A run of records
+---+
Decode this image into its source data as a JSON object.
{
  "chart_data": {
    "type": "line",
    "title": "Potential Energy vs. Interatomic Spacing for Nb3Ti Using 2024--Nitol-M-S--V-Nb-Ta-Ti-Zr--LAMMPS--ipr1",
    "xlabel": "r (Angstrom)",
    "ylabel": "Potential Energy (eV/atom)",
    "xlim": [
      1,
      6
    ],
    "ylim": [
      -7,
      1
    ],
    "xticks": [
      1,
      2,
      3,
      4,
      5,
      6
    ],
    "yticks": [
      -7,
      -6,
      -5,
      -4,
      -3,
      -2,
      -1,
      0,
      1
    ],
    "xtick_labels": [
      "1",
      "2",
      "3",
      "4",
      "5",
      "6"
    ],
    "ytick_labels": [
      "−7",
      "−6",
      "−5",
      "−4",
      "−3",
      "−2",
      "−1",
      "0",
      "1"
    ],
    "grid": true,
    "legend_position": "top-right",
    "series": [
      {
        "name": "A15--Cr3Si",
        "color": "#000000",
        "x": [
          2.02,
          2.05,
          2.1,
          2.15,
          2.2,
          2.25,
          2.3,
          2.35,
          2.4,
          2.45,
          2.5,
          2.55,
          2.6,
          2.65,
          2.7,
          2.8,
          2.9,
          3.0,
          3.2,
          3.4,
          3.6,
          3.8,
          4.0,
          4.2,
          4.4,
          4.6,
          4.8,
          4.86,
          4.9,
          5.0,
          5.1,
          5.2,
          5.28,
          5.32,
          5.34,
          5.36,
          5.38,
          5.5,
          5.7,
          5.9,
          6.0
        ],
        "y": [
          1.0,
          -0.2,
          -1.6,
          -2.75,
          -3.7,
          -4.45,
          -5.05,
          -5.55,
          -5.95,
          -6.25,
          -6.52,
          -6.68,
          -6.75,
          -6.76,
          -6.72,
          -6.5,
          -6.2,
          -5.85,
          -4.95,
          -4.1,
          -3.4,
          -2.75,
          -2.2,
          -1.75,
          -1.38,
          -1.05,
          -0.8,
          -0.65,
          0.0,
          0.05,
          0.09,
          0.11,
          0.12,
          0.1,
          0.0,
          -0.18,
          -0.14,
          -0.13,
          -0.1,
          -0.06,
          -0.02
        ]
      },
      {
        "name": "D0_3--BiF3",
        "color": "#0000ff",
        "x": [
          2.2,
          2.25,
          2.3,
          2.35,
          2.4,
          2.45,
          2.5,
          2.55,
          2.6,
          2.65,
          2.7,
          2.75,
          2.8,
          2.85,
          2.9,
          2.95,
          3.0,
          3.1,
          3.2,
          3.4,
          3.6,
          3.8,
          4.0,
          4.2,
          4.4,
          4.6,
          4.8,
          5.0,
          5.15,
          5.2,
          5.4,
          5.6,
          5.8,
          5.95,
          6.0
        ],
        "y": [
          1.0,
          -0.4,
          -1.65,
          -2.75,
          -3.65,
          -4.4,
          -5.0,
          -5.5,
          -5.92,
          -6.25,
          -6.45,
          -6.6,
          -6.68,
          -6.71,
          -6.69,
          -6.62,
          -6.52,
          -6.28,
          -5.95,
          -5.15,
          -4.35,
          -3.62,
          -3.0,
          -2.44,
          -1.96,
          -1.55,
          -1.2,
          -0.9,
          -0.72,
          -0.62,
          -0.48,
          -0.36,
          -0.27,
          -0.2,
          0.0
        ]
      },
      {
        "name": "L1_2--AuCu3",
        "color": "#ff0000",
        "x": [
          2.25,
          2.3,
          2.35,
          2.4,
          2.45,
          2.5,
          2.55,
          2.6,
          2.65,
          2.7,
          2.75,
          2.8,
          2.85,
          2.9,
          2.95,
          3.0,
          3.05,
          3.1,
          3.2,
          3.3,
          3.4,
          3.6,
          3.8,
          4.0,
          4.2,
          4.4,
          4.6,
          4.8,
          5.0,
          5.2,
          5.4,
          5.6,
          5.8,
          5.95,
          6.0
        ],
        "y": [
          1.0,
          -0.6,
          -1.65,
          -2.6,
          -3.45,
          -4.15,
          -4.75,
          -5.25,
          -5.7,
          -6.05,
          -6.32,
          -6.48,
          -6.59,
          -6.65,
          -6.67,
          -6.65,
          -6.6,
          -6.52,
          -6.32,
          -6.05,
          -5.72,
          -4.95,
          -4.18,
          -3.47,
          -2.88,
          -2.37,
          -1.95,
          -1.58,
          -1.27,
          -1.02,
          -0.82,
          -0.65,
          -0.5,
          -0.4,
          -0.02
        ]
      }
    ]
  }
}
+---+
How many lines in the listing above contain the string "color"? Answer with the number only.

Task result: 3